Given records =>
--------------------
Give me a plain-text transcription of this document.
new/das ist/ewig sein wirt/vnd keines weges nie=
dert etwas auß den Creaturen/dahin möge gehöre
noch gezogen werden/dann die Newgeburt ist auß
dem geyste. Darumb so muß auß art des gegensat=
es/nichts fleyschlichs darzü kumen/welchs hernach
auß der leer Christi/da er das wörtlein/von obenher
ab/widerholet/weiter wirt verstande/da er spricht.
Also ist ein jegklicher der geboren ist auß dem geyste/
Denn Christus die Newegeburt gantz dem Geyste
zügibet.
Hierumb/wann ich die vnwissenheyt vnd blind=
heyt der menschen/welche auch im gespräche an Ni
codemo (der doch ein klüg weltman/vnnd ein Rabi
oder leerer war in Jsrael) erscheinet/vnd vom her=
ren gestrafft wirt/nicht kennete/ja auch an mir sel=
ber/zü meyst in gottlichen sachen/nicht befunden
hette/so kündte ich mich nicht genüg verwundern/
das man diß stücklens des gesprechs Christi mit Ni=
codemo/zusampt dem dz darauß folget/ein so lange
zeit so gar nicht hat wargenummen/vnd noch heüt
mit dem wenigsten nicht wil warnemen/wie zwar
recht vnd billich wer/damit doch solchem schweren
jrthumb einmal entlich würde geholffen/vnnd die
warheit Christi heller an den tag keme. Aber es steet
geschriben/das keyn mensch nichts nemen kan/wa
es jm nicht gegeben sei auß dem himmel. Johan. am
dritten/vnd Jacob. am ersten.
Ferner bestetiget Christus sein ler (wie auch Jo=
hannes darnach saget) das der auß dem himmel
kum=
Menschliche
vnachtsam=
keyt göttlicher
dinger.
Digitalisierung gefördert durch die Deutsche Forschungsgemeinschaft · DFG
--------------------
Tally every line of the data that holds the word "Christus" and write the count alone.

Final result =>
2